▶ WHAT IS EXPECTED: Without omitting anything, retype the data that follows.

▶ INPUT:
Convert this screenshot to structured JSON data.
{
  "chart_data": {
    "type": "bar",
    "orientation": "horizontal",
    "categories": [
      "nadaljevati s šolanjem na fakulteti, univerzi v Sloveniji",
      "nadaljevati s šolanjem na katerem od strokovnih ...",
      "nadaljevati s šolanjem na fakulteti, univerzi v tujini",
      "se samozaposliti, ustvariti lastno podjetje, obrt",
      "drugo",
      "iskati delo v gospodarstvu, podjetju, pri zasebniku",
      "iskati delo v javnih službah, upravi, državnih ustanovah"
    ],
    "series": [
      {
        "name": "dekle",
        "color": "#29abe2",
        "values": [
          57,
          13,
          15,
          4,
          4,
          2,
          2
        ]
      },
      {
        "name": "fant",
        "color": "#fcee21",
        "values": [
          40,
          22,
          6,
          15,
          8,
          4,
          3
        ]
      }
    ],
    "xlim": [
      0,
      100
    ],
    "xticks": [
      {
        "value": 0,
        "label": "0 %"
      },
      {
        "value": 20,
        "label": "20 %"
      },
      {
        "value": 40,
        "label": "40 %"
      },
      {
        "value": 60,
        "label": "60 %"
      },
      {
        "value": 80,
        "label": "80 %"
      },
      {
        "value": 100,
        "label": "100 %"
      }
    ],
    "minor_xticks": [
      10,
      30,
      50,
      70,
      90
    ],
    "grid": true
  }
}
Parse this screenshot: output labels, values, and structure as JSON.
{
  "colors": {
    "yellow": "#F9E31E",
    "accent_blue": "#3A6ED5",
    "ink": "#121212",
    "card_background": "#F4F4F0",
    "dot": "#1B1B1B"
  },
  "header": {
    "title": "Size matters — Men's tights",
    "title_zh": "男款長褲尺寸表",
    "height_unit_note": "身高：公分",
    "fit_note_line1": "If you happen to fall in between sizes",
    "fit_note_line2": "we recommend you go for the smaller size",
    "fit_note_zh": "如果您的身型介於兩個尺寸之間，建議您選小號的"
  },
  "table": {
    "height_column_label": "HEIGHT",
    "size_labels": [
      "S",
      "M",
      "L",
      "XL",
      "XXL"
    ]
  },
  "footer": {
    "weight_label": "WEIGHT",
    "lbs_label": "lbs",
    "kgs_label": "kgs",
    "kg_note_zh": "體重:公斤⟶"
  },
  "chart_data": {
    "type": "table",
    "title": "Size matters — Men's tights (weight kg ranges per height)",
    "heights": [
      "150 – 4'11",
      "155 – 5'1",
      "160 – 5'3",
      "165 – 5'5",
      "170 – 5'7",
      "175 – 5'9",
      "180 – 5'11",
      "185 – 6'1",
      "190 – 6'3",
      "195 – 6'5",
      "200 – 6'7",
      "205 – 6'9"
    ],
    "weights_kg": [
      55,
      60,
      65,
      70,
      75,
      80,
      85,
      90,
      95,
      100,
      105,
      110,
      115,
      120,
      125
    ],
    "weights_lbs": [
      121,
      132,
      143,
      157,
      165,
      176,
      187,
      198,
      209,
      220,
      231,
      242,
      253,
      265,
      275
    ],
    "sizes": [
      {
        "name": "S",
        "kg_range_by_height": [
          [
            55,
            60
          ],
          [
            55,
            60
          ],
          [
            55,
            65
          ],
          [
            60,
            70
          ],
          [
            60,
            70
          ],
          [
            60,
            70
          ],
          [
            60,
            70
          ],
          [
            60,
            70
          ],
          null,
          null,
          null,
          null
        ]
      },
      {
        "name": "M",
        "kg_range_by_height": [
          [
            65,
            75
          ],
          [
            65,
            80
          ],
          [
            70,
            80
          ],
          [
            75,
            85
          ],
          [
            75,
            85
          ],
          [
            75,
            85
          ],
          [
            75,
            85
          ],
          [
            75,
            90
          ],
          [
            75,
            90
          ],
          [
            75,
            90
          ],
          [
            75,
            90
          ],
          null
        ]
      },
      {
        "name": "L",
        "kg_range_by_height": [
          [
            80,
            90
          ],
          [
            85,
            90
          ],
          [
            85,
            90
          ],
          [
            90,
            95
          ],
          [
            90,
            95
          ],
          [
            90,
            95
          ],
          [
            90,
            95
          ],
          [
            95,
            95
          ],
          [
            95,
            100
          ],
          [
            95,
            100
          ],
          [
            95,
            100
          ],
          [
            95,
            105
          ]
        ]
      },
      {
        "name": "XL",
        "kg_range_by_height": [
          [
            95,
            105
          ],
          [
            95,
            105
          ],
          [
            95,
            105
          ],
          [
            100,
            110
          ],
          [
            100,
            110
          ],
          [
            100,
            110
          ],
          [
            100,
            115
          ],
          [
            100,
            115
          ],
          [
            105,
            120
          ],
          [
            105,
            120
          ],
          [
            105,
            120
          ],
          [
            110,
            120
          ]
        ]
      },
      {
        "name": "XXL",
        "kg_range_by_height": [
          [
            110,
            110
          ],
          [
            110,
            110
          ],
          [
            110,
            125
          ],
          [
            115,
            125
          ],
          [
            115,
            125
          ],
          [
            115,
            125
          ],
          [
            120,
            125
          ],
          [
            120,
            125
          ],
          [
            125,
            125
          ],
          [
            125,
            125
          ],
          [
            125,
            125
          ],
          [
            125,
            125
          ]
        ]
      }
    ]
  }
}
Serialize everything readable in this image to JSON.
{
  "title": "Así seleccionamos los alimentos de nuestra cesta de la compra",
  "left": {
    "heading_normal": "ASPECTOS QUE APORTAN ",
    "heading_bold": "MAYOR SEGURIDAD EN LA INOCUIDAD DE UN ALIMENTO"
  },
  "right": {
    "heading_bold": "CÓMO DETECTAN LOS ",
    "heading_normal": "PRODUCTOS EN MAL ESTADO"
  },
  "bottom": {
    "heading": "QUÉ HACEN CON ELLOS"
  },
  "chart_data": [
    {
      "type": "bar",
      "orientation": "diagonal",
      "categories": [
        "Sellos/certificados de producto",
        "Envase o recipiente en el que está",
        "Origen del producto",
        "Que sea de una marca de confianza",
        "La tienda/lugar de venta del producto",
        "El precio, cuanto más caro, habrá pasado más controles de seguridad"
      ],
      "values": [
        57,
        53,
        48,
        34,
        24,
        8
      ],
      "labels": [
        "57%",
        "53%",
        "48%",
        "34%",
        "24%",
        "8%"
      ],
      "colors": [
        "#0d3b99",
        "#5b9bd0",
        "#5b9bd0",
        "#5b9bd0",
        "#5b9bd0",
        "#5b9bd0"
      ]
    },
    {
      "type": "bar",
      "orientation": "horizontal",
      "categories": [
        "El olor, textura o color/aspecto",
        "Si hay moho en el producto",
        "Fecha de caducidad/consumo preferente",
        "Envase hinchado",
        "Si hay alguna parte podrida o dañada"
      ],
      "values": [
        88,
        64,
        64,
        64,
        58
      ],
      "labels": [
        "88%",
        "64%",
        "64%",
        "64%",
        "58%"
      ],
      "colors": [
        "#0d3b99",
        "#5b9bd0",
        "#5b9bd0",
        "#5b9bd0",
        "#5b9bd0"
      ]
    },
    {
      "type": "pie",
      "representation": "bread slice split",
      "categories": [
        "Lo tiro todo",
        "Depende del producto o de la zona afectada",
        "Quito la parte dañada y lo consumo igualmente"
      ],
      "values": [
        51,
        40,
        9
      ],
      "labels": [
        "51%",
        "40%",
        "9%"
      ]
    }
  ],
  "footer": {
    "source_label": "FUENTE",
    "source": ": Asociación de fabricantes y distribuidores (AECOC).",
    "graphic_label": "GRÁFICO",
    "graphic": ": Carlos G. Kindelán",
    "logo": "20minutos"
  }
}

▶ RESPONSE TO THIS EXERCISE:
Convert this screenshot to structured JSON data.
{
  "chart_data": {
    "type": "bar",
    "orientation": "horizontal",
    "categories": [
      "nadaljevati s šolanjem na fakulteti, univerzi v Sloveniji",
      "nadaljevati s šolanjem na katerem od strokovnih ...",
      "nadaljevati s šolanjem na fakulteti, univerzi v tujini",
      "se samozaposliti, ustvariti lastno podjetje, obrt",
      "drugo",
      "iskati delo v gospodarstvu, podjetju, pri zasebniku",
      "iskati delo v javnih službah, upravi, državnih ustanovah"
    ],
    "series": [
      {
        "name": "dekle",
        "color": "#29abe2",
        "values": [
          57,
          13,
          15,
          4,
          4,
          2,
          2
        ]
      },
      {
        "name": "fant",
        "color": "#fcee21",
        "values": [
          40,
          22,
          6,
          15,
          8,
          4,
          3
        ]
      }
    ],
    "xlim": [
      0,
      100
    ],
    "xticks": [
      {
        "value": 0,
        "label": "0 %"
      },
      {
        "value": 20,
        "label": "20 %"
      },
      {
        "value": 40,
        "label": "40 %"
      },
      {
        "value": 60,
        "label": "60 %"
      },
      {
        "value": 80,
        "label": "80 %"
      },
      {
        "value": 100,
        "label": "100 %"
      }
    ],
    "minor_xticks": [
      10,
      30,
      50,
      70,
      90
    ],
    "grid": true
  }
}
Parse this screenshot: output labels, values, and structure as JSON.
{
  "colors": {
    "yellow": "#F9E31E",
    "accent_blue": "#3A6ED5",
    "ink": "#121212",
    "card_background": "#F4F4F0",
    "dot": "#1B1B1B"
  },
  "header": {
    "title": "Size matters — Men's tights",
    "title_zh": "男款長褲尺寸表",
    "height_unit_note": "身高：公分",
    "fit_note_line1": "If you happen to fall in between sizes",
    "fit_note_line2": "we recommend you go for the smaller size",
    "fit_note_zh": "如果您的身型介於兩個尺寸之間，建議您選小號的"
  },
  "table": {
    "height_column_label": "HEIGHT",
    "size_labels": [
      "S",
      "M",
      "L",
      "XL",
      "XXL"
    ]
  },
  "footer": {
    "weight_label": "WEIGHT",
    "lbs_label": "lbs",
    "kgs_label": "kgs",
    "kg_note_zh": "體重:公斤⟶"
  },
  "chart_data": {
    "type": "table",
    "title": "Size matters — Men's tights (weight kg ranges per height)",
    "heights": [
      "150 – 4'11",
      "155 – 5'1",
      "160 – 5'3",
      "165 – 5'5",
      "170 – 5'7",
      "175 – 5'9",
      "180 – 5'11",
      "185 – 6'1",
      "190 – 6'3",
      "195 – 6'5",
      "200 – 6'7",
      "205 – 6'9"
    ],
    "weights_kg": [
      55,
      60,
      65,
      70,
      75,
      80,
      85,
      90,
      95,
      100,
      105,
      110,
      115,
      120,
      125
    ],
    "weights_lbs": [
      121,
      132,
      143,
      157,
      165,
      176,
      187,
      198,
      209,
      220,
      231,
      242,
      253,
      265,
      275
    ],
    "sizes": [
      {
        "name": "S",
        "kg_range_by_height": [
          [
            55,
            60
          ],
          [
            55,
            60
          ],
          [
            55,
            65
          ],
          [
            60,
            70
          ],
          [
            60,
            70
          ],
          [
            60,
            70
          ],
          [
            60,
            70
          ],
          [
            60,
            70
          ],
          null,
          null,
          null,
          null
        ]
      },
      {
        "name": "M",
        "kg_range_by_height": [
          [
            65,
            75
          ],
          [
            65,
            80
          ],
          [
            70,
            80
          ],
          [
            75,
            85
          ],
          [
            75,
            85
          ],
          [
            75,
            85
          ],
          [
            75,
            85
          ],
          [
            75,
            90
          ],
          [
            75,
            90
          ],
          [
            75,
            90
          ],
          [
            75,
            90
          ],
          null
        ]
      },
      {
        "name": "L",
        "kg_range_by_height": [
          [
            80,
            90
          ],
          [
            85,
            90
          ],
          [
            85,
            90
          ],
          [
            90,
            95
          ],
          [
            90,
            95
          ],
          [
            90,
            95
          ],
          [
            90,
            95
          ],
          [
            95,
            95
          ],
          [
            95,
            100
          ],
          [
            95,
            100
          ],
          [
            95,
            100
          ],
          [
            95,
            105
          ]
        ]
      },
      {
        "name": "XL",
        "kg_range_by_height": [
          [
            95,
            105
          ],
          [
            95,
            105
          ],
          [
            95,
            105
          ],
          [
            100,
            110
          ],
          [
            100,
            110
          ],
          [
            100,
            110
          ],
          [
            100,
            115
          ],
          [
            100,
            115
          ],
          [
            105,
            120
          ],
          [
            105,
            120
          ],
          [
            105,
            120
          ],
          [
            110,
            120
          ]
        ]
      },
      {
        "name": "XXL",
        "kg_range_by_height": [
          [
            110,
            110
          ],
          [
            110,
            110
          ],
          [
            110,
            125
          ],
          [
            115,
            125
          ],
          [
            115,
            125
          ],
          [
            115,
            125
          ],
          [
            120,
            125
          ],
          [
            120,
            125
          ],
          [
            125,
            125
          ],
          [
            125,
            125
          ],
          [
            125,
            125
          ],
          [
            125,
            125
          ]
        ]
      }
    ]
  }
}
Serialize everything readable in this image to JSON.
{
  "title": "Así seleccionamos los alimentos de nuestra cesta de la compra",
  "left": {
    "heading_normal": "ASPECTOS QUE APORTAN ",
    "heading_bold": "MAYOR SEGURIDAD EN LA INOCUIDAD DE UN ALIMENTO"
  },
  "right": {
    "heading_bold": "CÓMO DETECTAN LOS ",
    "heading_normal": "PRODUCTOS EN MAL ESTADO"
  },
  "bottom": {
    "heading": "QUÉ HACEN CON ELLOS"
  },
  "chart_data": [
    {
      "type": "bar",
      "orientation": "diagonal",
      "categories": [
        "Sellos/certificados de producto",
        "Envase o recipiente en el que está",
        "Origen del producto",
        "Que sea de una marca de confianza",
        "La tienda/lugar de venta del producto",
        "El precio, cuanto más caro, habrá pasado más controles de seguridad"
      ],
      "values": [
        57,
        53,
        48,
        34,
        24,
        8
      ],
      "labels": [
        "57%",
        "53%",
        "48%",
        "34%",
        "24%",
        "8%"
      ],
      "colors": [
        "#0d3b99",
        "#5b9bd0",
        "#5b9bd0",
        "#5b9bd0",
        "#5b9bd0",
        "#5b9bd0"
      ]
    },
    {
      "type": "bar",
      "orientation": "horizontal",
      "categories": [
        "El olor, textura o color/aspecto",
        "Si hay moho en el producto",
        "Fecha de caducidad/consumo preferente",
        "Envase hinchado",
        "Si hay alguna parte podrida o dañada"
      ],
      "values": [
        88,
        64,
        64,
        64,
        58
      ],
      "labels": [
        "88%",
        "64%",
        "64%",
        "64%",
        "58%"
      ],
      "colors": [
        "#0d3b99",
        "#5b9bd0",
        "#5b9bd0",
        "#5b9bd0",
        "#5b9bd0"
      ]
    },
    {
      "type": "pie",
      "representation": "bread slice split",
      "categories": [
        "Lo tiro todo",
        "Depende del producto o de la zona afectada",
        "Quito la parte dañada y lo consumo igualmente"
      ],
      "values": [
        51,
        40,
        9
      ],
      "labels": [
        "51%",
        "40%",
        "9%"
      ]
    }
  ],
  "footer": {
    "source_label": "FUENTE",
    "source": ": Asociación de fabricantes y distribuidores (AECOC).",
    "graphic_label": "GRÁFICO",
    "graphic": ": Carlos G. Kindelán",
    "logo": "20minutos"
  }
}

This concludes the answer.